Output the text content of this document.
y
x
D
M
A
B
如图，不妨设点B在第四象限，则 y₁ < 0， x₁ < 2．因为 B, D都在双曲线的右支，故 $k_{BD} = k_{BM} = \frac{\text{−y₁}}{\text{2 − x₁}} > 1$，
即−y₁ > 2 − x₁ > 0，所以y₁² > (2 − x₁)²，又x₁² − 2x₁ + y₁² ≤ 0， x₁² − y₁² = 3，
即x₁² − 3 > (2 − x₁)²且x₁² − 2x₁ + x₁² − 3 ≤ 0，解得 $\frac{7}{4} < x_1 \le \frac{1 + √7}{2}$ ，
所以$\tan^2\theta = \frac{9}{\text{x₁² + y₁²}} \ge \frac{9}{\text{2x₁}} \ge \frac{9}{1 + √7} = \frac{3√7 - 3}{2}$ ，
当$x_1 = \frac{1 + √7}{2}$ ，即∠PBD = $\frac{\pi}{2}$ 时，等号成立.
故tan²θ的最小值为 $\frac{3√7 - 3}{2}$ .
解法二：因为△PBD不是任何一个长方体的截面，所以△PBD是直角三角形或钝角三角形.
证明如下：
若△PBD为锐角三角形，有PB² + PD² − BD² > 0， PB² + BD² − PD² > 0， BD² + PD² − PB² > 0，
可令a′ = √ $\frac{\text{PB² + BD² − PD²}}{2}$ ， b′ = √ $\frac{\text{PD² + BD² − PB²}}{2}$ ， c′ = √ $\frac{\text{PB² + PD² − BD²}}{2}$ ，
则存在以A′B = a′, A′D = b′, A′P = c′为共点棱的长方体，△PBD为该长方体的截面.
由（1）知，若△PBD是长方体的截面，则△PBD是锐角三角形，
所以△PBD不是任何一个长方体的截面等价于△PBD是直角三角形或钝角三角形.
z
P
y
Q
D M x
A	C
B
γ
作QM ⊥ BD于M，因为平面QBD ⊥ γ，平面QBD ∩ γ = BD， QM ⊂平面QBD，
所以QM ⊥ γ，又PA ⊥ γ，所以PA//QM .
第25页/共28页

•••

Written problem:
Exactly reproduce all of the entries.

Correct answer:
Output the text content of this document.
y
x
D
M
A
B
如图，不妨设点B在第四象限，则 y₁ < 0， x₁ < 2．因为 B, D都在双曲线的右支，故 $k_{BD} = k_{BM} = \frac{\text{−y₁}}{\text{2 − x₁}} > 1$，
即−y₁ > 2 − x₁ > 0，所以y₁² > (2 − x₁)²，又x₁² − 2x₁ + y₁² ≤ 0， x₁² − y₁² = 3，
即x₁² − 3 > (2 − x₁)²且x₁² − 2x₁ + x₁² − 3 ≤ 0，解得 $\frac{7}{4} < x_1 \le \frac{1 + √7}{2}$ ，
所以$\tan^2\theta = \frac{9}{\text{x₁² + y₁²}} \ge \frac{9}{\text{2x₁}} \ge \frac{9}{1 + √7} = \frac{3√7 - 3}{2}$ ，
当$x_1 = \frac{1 + √7}{2}$ ，即∠PBD = $\frac{\pi}{2}$ 时，等号成立.
故tan²θ的最小值为 $\frac{3√7 - 3}{2}$ .
解法二：因为△PBD不是任何一个长方体的截面，所以△PBD是直角三角形或钝角三角形.
证明如下：
若△PBD为锐角三角形，有PB² + PD² − BD² > 0， PB² + BD² − PD² > 0， BD² + PD² − PB² > 0，
可令a′ = √ $\frac{\text{PB² + BD² − PD²}}{2}$ ， b′ = √ $\frac{\text{PD² + BD² − PB²}}{2}$ ， c′ = √ $\frac{\text{PB² + PD² − BD²}}{2}$ ，
则存在以A′B = a′, A′D = b′, A′P = c′为共点棱的长方体，△PBD为该长方体的截面.
由（1）知，若△PBD是长方体的截面，则△PBD是锐角三角形，
所以△PBD不是任何一个长方体的截面等价于△PBD是直角三角形或钝角三角形.
z
P
y
Q
D M x
A	C
B
γ
作QM ⊥ BD于M，因为平面QBD ⊥ γ，平面QBD ∩ γ = BD， QM ⊂平面QBD，
所以QM ⊥ γ，又PA ⊥ γ，所以PA//QM .
第25页/共28页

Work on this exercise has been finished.